REQUIRED TASK:
With the line containing "What data populates" as the first line and the last line of the records as the final one, reproduce that range exactly.

-- START OF EXERCISE DATA --

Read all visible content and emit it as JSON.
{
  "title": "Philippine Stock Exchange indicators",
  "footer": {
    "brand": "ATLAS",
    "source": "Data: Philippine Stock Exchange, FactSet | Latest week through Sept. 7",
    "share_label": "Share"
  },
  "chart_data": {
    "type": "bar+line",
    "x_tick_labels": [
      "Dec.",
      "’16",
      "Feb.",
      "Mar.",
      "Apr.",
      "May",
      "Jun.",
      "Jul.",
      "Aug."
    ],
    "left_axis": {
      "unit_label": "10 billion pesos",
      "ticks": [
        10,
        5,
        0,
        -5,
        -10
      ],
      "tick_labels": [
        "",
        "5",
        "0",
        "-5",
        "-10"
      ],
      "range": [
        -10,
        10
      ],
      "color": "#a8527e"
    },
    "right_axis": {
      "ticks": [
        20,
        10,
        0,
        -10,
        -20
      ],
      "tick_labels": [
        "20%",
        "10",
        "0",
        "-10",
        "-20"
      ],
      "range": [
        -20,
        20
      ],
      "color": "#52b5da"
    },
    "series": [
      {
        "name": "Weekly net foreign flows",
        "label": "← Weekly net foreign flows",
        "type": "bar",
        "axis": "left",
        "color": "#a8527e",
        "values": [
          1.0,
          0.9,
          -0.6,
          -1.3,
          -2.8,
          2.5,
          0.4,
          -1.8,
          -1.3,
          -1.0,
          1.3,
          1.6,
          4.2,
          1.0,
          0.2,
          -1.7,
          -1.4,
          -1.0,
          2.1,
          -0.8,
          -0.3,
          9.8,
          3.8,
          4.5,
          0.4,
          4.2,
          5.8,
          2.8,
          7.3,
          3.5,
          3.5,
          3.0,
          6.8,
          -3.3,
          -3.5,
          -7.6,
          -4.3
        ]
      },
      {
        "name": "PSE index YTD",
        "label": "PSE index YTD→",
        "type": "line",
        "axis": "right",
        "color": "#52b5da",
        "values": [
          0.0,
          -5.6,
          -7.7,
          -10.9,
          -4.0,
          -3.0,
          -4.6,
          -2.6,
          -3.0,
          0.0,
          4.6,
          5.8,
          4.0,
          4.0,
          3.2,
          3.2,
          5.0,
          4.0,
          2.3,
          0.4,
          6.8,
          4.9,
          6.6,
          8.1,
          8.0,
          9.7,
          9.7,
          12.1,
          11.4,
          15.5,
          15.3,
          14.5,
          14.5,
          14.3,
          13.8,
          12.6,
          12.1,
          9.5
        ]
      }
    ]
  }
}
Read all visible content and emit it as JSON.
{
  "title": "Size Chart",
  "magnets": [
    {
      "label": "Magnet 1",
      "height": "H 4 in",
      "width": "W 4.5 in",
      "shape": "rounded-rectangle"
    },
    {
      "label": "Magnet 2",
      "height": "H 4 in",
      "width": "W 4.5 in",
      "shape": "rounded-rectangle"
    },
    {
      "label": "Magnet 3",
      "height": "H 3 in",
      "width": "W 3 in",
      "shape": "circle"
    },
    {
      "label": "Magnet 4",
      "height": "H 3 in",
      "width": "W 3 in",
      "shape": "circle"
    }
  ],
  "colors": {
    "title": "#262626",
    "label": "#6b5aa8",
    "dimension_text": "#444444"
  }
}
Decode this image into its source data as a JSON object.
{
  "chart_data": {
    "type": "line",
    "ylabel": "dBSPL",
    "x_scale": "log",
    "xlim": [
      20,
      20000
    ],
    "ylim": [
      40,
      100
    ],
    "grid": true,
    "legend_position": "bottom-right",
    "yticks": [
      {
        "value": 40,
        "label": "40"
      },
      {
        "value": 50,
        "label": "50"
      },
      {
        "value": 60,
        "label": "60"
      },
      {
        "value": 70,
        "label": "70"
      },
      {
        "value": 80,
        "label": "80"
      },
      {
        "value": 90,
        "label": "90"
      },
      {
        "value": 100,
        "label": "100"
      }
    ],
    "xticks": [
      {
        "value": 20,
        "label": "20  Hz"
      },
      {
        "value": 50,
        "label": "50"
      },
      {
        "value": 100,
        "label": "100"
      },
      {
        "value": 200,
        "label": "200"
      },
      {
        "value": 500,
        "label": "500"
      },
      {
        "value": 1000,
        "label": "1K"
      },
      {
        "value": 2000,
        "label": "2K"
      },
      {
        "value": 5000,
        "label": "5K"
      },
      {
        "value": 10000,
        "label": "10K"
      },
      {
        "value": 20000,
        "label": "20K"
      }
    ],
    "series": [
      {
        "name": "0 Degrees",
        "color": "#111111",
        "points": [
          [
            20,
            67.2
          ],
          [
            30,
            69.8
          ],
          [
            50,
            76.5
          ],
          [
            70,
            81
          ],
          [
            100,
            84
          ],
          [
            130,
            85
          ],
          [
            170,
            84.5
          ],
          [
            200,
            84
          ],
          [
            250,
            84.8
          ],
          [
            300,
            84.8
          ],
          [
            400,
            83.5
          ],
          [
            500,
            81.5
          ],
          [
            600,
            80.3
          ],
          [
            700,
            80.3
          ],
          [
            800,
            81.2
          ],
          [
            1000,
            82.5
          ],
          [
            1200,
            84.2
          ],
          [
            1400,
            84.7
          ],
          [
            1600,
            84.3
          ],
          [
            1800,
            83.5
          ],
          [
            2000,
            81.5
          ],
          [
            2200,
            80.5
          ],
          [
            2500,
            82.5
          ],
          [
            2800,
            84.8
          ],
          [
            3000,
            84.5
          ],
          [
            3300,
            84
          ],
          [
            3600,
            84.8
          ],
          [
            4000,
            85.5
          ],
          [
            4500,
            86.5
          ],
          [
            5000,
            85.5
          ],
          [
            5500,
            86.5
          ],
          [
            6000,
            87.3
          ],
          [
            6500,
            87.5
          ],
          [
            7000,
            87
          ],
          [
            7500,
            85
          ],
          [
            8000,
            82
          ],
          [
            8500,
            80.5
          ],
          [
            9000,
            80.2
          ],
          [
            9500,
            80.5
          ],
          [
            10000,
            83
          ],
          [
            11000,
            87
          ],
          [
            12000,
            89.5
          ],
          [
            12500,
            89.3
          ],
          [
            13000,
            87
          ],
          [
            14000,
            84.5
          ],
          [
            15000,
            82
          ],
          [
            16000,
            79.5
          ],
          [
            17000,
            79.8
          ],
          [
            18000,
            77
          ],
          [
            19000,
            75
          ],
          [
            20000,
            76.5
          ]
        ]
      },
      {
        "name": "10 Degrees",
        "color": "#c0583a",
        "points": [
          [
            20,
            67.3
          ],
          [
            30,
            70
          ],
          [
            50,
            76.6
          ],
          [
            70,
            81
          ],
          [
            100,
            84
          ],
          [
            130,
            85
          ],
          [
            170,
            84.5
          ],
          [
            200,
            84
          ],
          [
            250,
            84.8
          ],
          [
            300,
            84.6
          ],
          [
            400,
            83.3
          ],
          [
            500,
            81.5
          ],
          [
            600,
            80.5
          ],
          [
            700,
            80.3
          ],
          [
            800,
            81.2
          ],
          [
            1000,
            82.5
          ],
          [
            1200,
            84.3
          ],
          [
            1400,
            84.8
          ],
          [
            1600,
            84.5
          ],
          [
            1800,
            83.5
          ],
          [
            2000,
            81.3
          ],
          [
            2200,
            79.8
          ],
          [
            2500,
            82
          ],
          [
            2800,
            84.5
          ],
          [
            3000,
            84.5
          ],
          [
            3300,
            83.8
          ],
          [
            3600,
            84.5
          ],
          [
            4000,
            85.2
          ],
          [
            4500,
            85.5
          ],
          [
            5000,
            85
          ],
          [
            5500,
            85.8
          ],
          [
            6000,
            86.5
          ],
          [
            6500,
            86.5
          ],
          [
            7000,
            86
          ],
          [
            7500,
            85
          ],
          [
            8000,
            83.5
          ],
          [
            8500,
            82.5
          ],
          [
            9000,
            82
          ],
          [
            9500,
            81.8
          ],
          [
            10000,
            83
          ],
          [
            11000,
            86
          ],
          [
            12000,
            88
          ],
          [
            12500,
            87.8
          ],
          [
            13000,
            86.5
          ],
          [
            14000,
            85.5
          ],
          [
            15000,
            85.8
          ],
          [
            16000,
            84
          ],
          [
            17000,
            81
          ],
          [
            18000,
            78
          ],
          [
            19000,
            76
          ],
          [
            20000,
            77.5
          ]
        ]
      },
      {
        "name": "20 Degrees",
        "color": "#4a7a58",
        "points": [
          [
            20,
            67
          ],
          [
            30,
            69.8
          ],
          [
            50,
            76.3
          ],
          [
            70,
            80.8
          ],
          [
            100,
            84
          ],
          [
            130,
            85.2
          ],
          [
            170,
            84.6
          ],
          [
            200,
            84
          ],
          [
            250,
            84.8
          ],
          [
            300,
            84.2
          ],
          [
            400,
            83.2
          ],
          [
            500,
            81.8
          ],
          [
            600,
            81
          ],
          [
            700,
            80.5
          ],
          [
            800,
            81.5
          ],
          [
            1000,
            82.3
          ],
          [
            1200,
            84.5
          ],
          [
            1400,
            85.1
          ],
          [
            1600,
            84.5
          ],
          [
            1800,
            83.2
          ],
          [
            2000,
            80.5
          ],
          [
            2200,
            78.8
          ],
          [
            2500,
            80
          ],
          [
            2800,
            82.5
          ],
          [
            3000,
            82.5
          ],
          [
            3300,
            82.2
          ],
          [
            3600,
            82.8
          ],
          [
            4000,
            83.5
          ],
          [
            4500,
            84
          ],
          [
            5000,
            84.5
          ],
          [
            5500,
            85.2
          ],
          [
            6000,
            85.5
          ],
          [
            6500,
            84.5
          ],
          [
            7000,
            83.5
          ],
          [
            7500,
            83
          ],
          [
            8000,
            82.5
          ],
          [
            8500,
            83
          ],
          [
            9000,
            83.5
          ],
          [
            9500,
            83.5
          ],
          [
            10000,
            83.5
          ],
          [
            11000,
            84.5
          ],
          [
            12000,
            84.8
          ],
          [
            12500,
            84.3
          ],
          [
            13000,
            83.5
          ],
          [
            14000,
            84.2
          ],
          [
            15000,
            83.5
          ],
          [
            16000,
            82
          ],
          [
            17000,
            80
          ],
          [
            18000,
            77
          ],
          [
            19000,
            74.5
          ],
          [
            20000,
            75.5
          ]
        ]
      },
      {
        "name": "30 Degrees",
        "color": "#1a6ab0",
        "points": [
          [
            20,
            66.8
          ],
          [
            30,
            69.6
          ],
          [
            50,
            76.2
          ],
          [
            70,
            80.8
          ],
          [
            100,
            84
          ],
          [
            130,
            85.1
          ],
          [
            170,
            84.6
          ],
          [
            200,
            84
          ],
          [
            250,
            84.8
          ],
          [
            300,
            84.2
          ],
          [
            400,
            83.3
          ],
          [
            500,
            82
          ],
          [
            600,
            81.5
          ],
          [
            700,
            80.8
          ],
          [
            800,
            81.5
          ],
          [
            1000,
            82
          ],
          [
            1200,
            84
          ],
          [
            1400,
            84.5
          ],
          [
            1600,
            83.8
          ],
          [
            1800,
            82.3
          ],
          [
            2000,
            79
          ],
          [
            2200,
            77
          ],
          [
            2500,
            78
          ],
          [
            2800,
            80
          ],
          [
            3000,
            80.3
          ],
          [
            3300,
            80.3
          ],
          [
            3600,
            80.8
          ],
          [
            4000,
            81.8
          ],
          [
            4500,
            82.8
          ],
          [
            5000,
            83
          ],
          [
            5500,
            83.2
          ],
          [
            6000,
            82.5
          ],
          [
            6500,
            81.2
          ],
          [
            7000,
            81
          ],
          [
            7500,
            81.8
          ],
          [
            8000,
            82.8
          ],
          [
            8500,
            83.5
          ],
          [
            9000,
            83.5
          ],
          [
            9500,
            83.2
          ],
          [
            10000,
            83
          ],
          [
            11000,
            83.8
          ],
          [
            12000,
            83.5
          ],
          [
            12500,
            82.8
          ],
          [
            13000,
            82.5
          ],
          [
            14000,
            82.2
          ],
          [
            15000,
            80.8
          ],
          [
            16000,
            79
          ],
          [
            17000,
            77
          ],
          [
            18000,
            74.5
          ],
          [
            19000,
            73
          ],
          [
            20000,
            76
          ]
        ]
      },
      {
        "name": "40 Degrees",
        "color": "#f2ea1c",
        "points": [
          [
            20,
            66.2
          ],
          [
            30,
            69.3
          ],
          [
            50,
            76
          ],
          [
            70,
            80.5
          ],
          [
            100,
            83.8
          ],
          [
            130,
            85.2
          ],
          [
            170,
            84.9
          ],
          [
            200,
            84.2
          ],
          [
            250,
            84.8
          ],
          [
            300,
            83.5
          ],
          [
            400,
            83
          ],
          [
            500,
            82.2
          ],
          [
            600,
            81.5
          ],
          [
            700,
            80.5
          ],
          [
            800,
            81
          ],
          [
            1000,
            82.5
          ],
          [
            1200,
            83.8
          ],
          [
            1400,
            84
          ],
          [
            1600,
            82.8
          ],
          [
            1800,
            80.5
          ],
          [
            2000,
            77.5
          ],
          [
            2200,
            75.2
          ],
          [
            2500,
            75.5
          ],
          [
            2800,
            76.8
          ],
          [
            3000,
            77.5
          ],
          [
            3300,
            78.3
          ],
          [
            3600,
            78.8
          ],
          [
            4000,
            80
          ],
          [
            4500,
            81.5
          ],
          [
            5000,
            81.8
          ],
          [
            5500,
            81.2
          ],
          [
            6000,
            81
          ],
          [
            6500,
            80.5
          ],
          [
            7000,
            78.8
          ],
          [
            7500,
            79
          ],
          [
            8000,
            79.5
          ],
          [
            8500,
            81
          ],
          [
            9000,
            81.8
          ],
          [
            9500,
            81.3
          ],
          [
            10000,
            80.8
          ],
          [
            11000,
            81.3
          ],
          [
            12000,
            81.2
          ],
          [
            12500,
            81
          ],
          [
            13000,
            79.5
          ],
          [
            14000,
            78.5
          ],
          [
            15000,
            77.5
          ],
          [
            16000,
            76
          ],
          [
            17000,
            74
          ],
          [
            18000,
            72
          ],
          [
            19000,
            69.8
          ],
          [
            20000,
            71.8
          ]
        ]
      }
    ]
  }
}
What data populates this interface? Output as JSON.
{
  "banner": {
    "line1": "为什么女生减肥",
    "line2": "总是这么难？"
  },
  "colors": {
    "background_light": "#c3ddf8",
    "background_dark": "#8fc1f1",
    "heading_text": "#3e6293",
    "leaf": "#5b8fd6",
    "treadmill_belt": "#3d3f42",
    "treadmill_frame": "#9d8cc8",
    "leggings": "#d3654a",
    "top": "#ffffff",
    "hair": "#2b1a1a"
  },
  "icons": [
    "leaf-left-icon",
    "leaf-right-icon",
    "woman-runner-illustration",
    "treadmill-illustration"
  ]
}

-- END OF EXERCISE DATA --

COMPLETED EXERCISE:
What data populates this interface? Output as JSON.
{
  "banner": {
    "line1": "为什么女生减肥",
    "line2": "总是这么难？"
  },
  "colors": {
    "background_light": "#c3ddf8",
    "background_dark": "#8fc1f1",
    "heading_text": "#3e6293",
    "leaf": "#5b8fd6",
    "treadmill_belt": "#3d3f42",
    "treadmill_frame": "#9d8cc8",
    "leggings": "#d3654a",
    "top": "#ffffff",
    "hair": "#2b1a1a"
  },
  "icons": [
    "leaf-left-icon",
    "leaf-right-icon",
    "woman-runner-illustration",
    "treadmill-illustration"
  ]
}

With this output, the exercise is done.